● **Listing**
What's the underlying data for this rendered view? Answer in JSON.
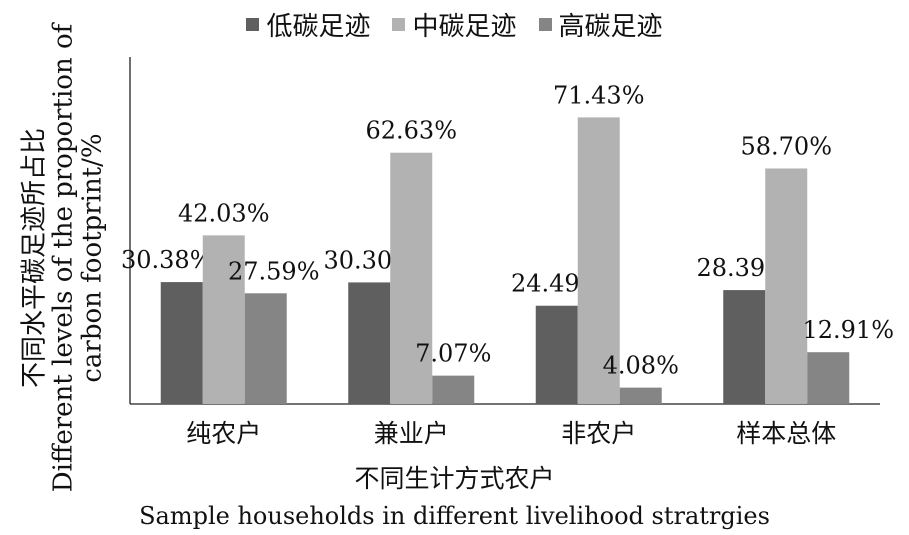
{
  "chart_data": {
    "type": "bar",
    "categories": [
      "纯农户",
      "兼业户",
      "非农户",
      "样本总体"
    ],
    "series": [
      {
        "name": "低碳足迹",
        "values": [
          30.38,
          30.3,
          24.49,
          28.39
        ],
        "color": "#5f5f5f"
      },
      {
        "name": "中碳足迹",
        "values": [
          42.03,
          62.63,
          71.43,
          58.7
        ],
        "color": "#b2b2b2"
      },
      {
        "name": "高碳足迹",
        "values": [
          27.59,
          7.07,
          4.08,
          12.91
        ],
        "color": "#858585"
      }
    ],
    "data_labels": [
      [
        "30.38%",
        "30.30%",
        "24.49%",
        "28.39%"
      ],
      [
        "42.03%",
        "62.63%",
        "71.43%",
        "58.70%"
      ],
      [
        "27.59%",
        "7.07%",
        "4.08%",
        "12.91%"
      ]
    ],
    "xlabel": "不同生计方式农户",
    "xlabel_en": "Sample households in different livelihood stratrgies",
    "ylabel": "不同水平碳足迹所占比",
    "ylabel_en_line1": "Different levels of the proportion of",
    "ylabel_en_line2": "carbon footprint/%",
    "ylim": [
      0,
      80
    ],
    "legend_position": "top",
    "grid": false
  }
}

● **To do**
Omitting all images, print the listing exactly.

● **Response to this exercise**
What's the underlying data for this rendered view? Answer in JSON.
{
  "chart_data": {
    "type": "bar",
    "categories": [
      "纯农户",
      "兼业户",
      "非农户",
      "样本总体"
    ],
    "series": [
      {
        "name": "低碳足迹",
        "values": [
          30.38,
          30.3,
          24.49,
          28.39
        ],
        "color": "#5f5f5f"
      },
      {
        "name": "中碳足迹",
        "values": [
          42.03,
          62.63,
          71.43,
          58.7
        ],
        "color": "#b2b2b2"
      },
      {
        "name": "高碳足迹",
        "values": [
          27.59,
          7.07,
          4.08,
          12.91
        ],
        "color": "#858585"
      }
    ],
    "data_labels": [
      [
        "30.38%",
        "30.30%",
        "24.49%",
        "28.39%"
      ],
      [
        "42.03%",
        "62.63%",
        "71.43%",
        "58.70%"
      ],
      [
        "27.59%",
        "7.07%",
        "4.08%",
        "12.91%"
      ]
    ],
    "xlabel": "不同生计方式农户",
    "xlabel_en": "Sample households in different livelihood stratrgies",
    "ylabel": "不同水平碳足迹所占比",
    "ylabel_en_line1": "Different levels of the proportion of",
    "ylabel_en_line2": "carbon footprint/%",
    "ylim": [
      0,
      80
    ],
    "legend_position": "top",
    "grid": false
  }
}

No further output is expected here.